▸ GIVEN PROBLEM 1
In the email thread about the NVIDIA Falcon VFIO driver, why was the driver given the name 'nv_falcon'?
▸ GIVEN PROBLEM 2
In the email thread about the NVIDIA Falcon VFIO driver, condense the paragraph beginning "Falcons are general-purpose microcontrollers" into two shorter sentences that keep its main facts.
▸ GIVEN PROBLEM 3
Carry the email thread about the NVIDIA Falcon VFIO driver forward from its last reply, keeping its technical mailing-list style.

▸ EXCERPT PROVIDED
-- BEGIN --

On Mon, 6 Apr 2026 23:46:53 +0000
David Matlack <dmatlack@google.com> wrote:

> On 2026-04-03 04:44 PM, Rubin Du wrote:
> > Add a new VFIO PCI driver for NVIDIA GPUs that enables DMA testing
> > via the Falcon (Fast Logic Controller) microcontrollers. This driver
> > extracts and adapts the DMA test functionality from NVIDIA's
> > gpu-admin-tools project and integrates it into the existing VFIO
> > selftest framework.
> > 
> > Falcons are general-purpose microcontrollers present on NVIDIA GPUs
> > that can perform DMA operations between system memory and device
> > memory. By leveraging Falcon DMA, this driver allows NVIDIA GPUs to
> > be tested alongside Intel IOAT and DSA devices using the same
> > selftest infrastructure.
> > 
> > The driver is named 'nv_falcon' to reflect that it specifically
> > controls the Falcon microcontrollers for DMA operations, rather
> > than exposing general GPU functionality.
> > 
> > Reference implementation:
> > https://github.com/NVIDIA/gpu-admin-tools
> > 
> > Signed-off-by: Rubin Du <rubind@nvidia.com>  
> 
> Will anyone from Nvidia be able to help review the correctness of the
> driver?

You can tell by the versioning snafu that we've seen a bunch of
versions of this internally, so we think it's correct.  We also have
the reference implementation in the above link if anyone else wants to
compare.

-- END --

▸ ROWS

-- BEGIN --

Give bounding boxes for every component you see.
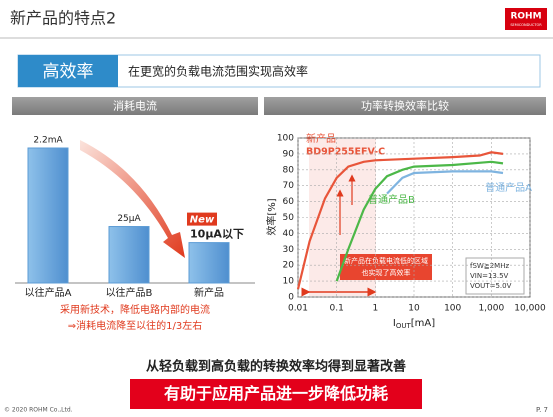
y-tick-label: 20 [283, 261, 295, 271]
summary: 从轻负载到高负载的转换效率均得到显著改善 [146, 359, 406, 375]
x-tick-label: 0.01 [288, 304, 308, 314]
conditions-box [465, 257, 525, 295]
category-label: 以往产品A [25, 286, 72, 299]
y-tick-label: 70 [283, 181, 295, 191]
value-label: 2.2mA [33, 136, 63, 146]
y-tick-label: 10 [283, 277, 295, 287]
x-tick-label: 0.1 [330, 304, 344, 314]
series-line [335, 160, 504, 282]
condition: VIN=13.5V [470, 272, 509, 280]
category-label: 以往产品B [106, 286, 153, 299]
bar [27, 147, 69, 284]
y-tick-label: 40 [283, 229, 295, 239]
badge-box [187, 212, 217, 226]
x-tick-label: 1 [372, 304, 378, 314]
y-axis-title: 效率[%] [265, 198, 278, 235]
x-tick-label: 1,000 [478, 304, 504, 314]
bar [108, 226, 150, 284]
y-tick-label: 50 [283, 213, 295, 223]
y-tick-label: 80 [283, 165, 295, 175]
series-line [296, 151, 504, 290]
category-label: 新产品 [194, 286, 224, 299]
x-tick-label: 100 [444, 304, 461, 314]
x-axis-title-sub: OUT [396, 322, 412, 330]
x-tick-label: 10,000 [514, 304, 546, 314]
value-label: 25μA [117, 214, 141, 224]
page-number: P. 7 [536, 406, 548, 414]
highlight-box [130, 379, 422, 409]
y-tick-label: 30 [283, 245, 295, 255]
banner-tag-box [18, 55, 118, 87]
part-number: BD9P255EFV-C [306, 147, 385, 158]
legend-label: 普通产品B [368, 193, 415, 206]
copyright: © 2020 ROHM Co.,Ltd. [4, 407, 73, 414]
panel-header [12, 97, 258, 115]
value-label: 10μA以下 [190, 228, 244, 241]
legend-label: 新产品 [306, 132, 336, 145]
y-tick-label: 60 [283, 197, 295, 207]
bar [188, 242, 230, 284]
y-tick-label: 100 [277, 134, 294, 144]
y-tick-label: 0 [288, 293, 294, 303]
annotation-box [340, 254, 432, 280]
panel-title: 消耗电流 [113, 99, 157, 113]
banner-text: 在更宽的负载电流范围实现高效率 [128, 64, 308, 79]
panel-title: 功率转换效率比较 [361, 99, 449, 113]
condition: VOUT=5.0V [470, 282, 512, 290]
panel-header [264, 97, 546, 115]
x-tick-label: 10 [408, 304, 420, 314]
x-axis-title-main: I [393, 318, 396, 329]
logo-sub: SEMICONDUCTOR [510, 23, 542, 27]
badge: New [190, 215, 215, 226]
highlight: 有助于应用产品进一步降低功耗 [164, 384, 388, 403]
note: ⇒消耗电流降至以往的1/3左右 [68, 319, 202, 332]
annotation: 新产品在负载电流低的区域 [344, 256, 428, 265]
annotation: 也实现了高效率 [362, 268, 411, 277]
x-axis-title: IOUT[mA] [393, 318, 435, 330]
series-line [386, 170, 504, 195]
logo-box [505, 8, 547, 30]
x-axis-title-unit: [mA] [411, 318, 435, 329]
note: 采用新技术，降低电路内部的电流 [60, 303, 210, 316]
condition: fSW≧2MHz [470, 262, 509, 270]
decrease-arrow [80, 140, 185, 258]
legend-label: 普通产品A [485, 181, 532, 194]
banner-tag: 高效率 [43, 62, 94, 82]
slide-title: 新产品的特点2 [10, 9, 116, 28]
logo: ROHM [510, 12, 541, 22]
y-tick-label: 90 [283, 149, 295, 159]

-- END --

▸ RIGHT ANSWER 1
The name reflects that it specifically controls the Falcon microcontrollers for DMA operations rather than exposing general GPU functionality.

▸ RIGHT ANSWER 2
Falcons are general-purpose microcontrollers on NVIDIA GPUs that can perform DMA between system memory and device memory. Using Falcon DMA, the driver lets NVIDIA GPUs be tested with the same selftest infrastructure as Intel IOAT and DSA devices.

▸ RIGHT ANSWER 3
 
> > +static int gpu_poll_register(struct vfio_pci_device *device,
> > +			     const char *name, u32 offset,
> > +			     u32 expected, u32 mask, u32 timeout_ms)
> > +{
> > +	struct gpu_device *gpu = to_gpu_device(device);
> > +	struct timespec start, now;
> > +	u64 elapsed_ms;
> > +	u32 value;
> > +
> > +	clock_gettime(CLOCK_MONOTONIC, &start);
> > +
> > +	for (;;) {
> > +		value = gpu_read32(gpu, offset);
> > +		if ((value & mask) == expected)
> > +			return 0;
> > +
> > +		clock_gettime(CLOCK_MONOTONIC, &now);
> > +		elapsed_ms = (now.tv_sec - start.tv_sec) * 1000
> > +			     + (now.tv_nsec - start.tv_nsec) / 1000000;
> > +
> > +		if (elapsed_ms >= timeout_ms)
> > +			break;
> > +
> > +		usleep(1000);
> > +	}
> > +
> > +	dev_err(device,
> > +		"Timeout polling %s (0x%x): value=0x%x expected=0x%x mask=0x%x after %llu ms\n",
> > +		name, offset, value, expected, mask,
> > +		(unsigned long long)elapsed_ms);  
> 
> nit: You can replace ll with l in the format string and drop the cast to
> unsigned long long.
> 
> We only support VFIO selftests on 64-bit architectures, and that matches
> what existing printfs for u64 use in VFIO selftests.

Yup

> > +static bool fsp_check_ofa_dma_support(struct vfio_pci_device *device)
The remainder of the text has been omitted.